**Problem requirements**
All lines holding the string "三分类三升级" are to be shown.
══ Provided records
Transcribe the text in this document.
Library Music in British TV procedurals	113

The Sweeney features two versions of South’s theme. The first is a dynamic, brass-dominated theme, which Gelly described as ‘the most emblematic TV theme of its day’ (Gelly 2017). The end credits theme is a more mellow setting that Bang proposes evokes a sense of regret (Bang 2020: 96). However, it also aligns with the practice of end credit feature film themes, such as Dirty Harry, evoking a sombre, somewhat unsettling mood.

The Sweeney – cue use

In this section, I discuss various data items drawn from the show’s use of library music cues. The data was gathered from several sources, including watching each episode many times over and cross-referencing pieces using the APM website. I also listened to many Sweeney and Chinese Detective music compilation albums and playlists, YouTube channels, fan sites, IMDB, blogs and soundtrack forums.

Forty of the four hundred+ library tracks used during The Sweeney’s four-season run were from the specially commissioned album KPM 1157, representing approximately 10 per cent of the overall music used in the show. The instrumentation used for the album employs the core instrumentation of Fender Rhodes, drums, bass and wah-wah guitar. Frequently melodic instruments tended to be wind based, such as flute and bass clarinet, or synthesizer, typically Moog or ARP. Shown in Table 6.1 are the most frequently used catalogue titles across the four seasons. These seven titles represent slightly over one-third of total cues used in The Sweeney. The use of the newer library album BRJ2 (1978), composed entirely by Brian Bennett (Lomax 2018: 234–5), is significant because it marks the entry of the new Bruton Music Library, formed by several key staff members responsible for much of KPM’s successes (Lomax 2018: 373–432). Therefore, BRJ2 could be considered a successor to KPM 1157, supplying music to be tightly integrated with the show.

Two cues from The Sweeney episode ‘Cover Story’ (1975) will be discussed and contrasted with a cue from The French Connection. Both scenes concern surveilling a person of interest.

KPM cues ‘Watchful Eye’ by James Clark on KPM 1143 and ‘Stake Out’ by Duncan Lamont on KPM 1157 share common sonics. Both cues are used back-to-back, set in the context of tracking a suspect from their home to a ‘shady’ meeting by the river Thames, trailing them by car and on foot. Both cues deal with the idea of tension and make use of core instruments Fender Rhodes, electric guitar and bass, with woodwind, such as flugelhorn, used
════
══ Provided records
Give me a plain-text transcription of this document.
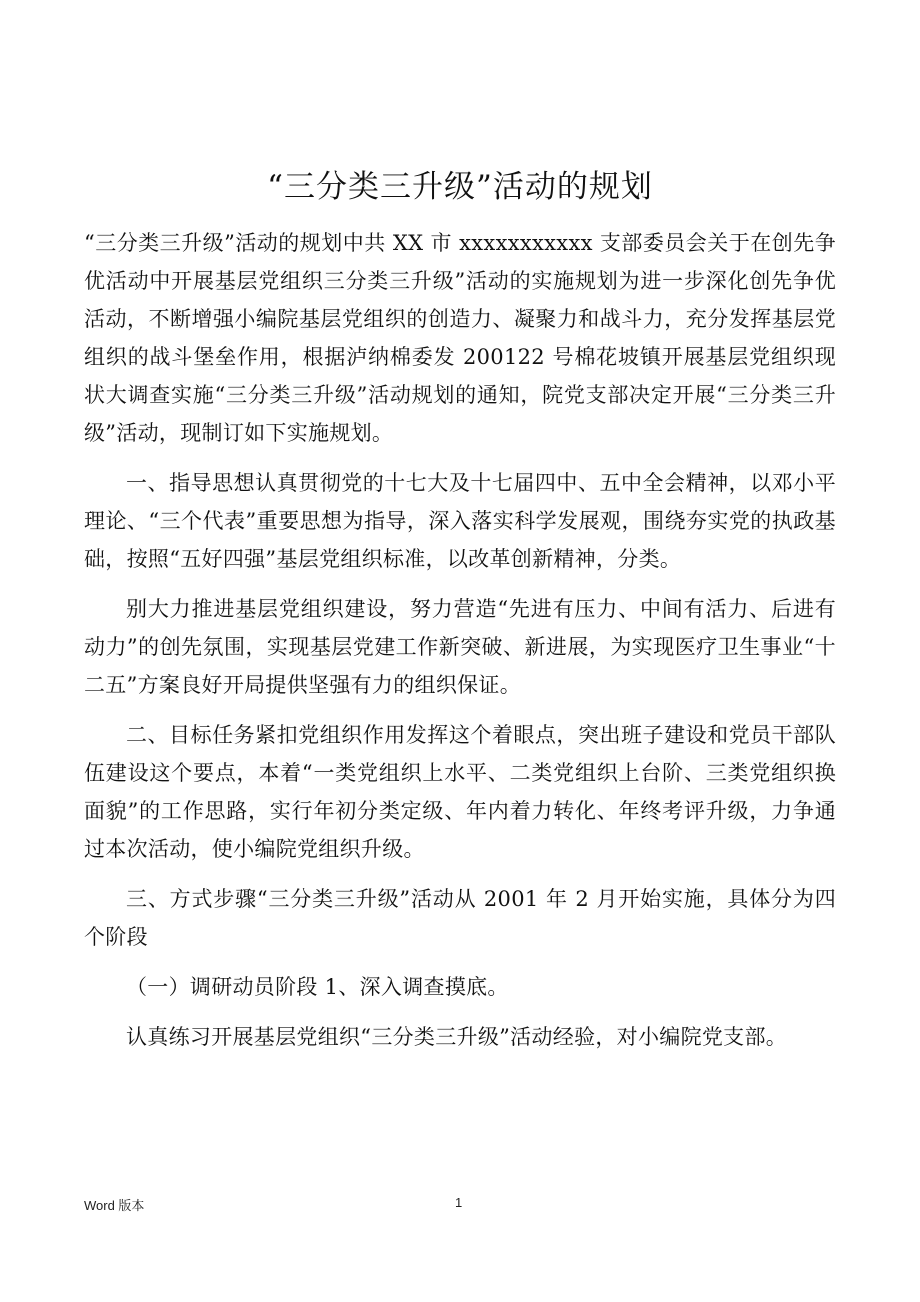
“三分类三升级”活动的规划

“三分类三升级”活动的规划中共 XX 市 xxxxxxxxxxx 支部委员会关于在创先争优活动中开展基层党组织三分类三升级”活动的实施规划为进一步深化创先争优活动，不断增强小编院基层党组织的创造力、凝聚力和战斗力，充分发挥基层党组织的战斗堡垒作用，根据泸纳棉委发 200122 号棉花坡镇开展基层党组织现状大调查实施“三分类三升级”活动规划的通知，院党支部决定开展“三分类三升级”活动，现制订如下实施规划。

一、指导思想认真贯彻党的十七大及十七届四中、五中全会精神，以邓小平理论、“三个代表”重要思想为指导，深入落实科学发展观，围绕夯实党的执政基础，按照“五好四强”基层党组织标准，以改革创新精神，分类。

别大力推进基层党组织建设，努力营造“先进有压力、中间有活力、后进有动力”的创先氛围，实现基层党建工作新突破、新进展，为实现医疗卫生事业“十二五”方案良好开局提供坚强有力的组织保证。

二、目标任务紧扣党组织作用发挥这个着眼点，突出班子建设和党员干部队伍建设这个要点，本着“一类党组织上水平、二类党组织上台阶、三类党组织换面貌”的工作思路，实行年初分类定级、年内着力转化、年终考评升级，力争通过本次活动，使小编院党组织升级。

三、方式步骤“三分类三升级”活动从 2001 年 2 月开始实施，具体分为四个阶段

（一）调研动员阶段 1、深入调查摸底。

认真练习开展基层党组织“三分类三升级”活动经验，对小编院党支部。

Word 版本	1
════
══ Provided records
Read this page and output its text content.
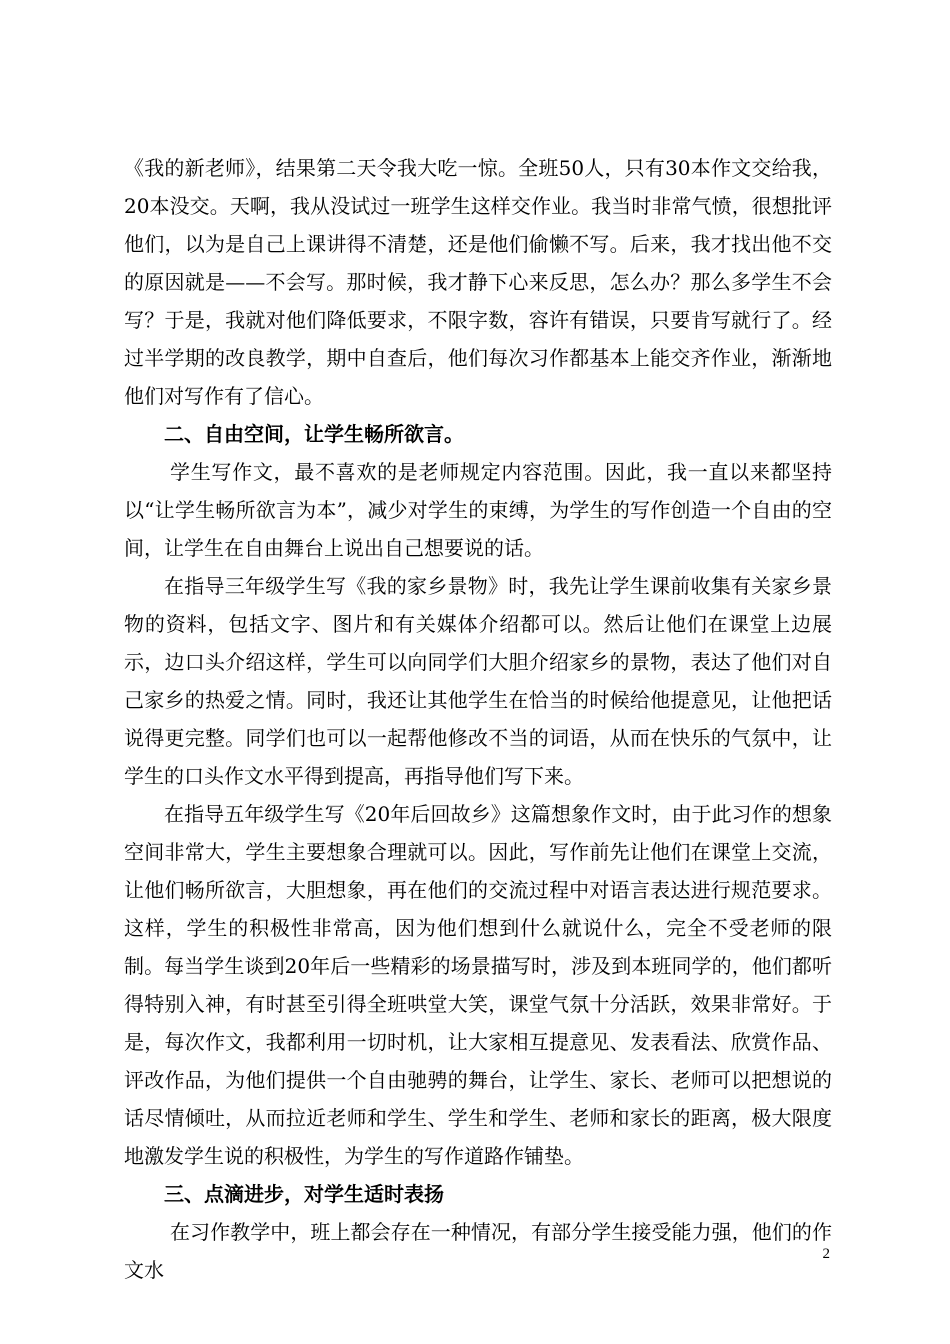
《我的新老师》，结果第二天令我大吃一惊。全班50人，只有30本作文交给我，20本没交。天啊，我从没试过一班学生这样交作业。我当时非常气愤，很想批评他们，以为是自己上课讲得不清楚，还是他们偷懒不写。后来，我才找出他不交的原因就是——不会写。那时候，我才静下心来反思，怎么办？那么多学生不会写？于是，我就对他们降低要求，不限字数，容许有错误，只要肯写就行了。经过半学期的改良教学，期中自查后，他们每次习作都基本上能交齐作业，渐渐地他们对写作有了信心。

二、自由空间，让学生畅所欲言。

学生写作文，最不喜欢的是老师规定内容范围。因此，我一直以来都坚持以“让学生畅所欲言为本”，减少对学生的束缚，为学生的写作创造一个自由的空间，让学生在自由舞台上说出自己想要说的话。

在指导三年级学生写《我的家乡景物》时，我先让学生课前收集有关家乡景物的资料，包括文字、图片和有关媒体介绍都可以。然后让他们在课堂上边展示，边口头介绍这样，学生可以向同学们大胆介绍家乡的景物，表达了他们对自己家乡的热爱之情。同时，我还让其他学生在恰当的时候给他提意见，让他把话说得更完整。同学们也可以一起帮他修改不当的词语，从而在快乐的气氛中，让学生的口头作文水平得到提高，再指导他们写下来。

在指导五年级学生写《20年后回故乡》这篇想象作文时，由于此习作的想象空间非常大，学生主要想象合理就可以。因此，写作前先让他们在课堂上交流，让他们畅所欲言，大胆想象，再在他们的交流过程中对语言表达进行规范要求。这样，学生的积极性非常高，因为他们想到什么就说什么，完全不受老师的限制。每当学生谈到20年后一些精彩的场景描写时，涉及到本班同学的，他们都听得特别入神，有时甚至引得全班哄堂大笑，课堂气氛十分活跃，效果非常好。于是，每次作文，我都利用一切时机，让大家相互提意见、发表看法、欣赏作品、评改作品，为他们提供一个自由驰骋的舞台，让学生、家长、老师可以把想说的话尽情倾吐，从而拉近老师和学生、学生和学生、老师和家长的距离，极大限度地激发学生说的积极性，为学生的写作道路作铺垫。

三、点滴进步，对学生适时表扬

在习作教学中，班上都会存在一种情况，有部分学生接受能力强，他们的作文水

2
════
**Solution for this exercise**
“三分类三升级”活动的规划
“三分类三升级”活动的规划中共 XX 市 xxxxxxxxxxx 支部委员会关于在创先争优活动中开展基层党组织三分类三升级”活动的实施规划为进一步深化创先争优活动，不断增强小编院基层党组织的创造力、凝聚力和战斗力，充分发挥基层党组织的战斗堡垒作用，根据泸纳棉委发 200122 号棉花坡镇开展基层党组织现状大调查实施“三分类三升级”活动规划的通知，院党支部决定开展“三分类三升级”活动，现制订如下实施规划。
三、方式步骤“三分类三升级”活动从 2001 年 2 月开始实施，具体分为四个阶段
认真练习开展基层党组织“三分类三升级”活动经验，对小编院党支部。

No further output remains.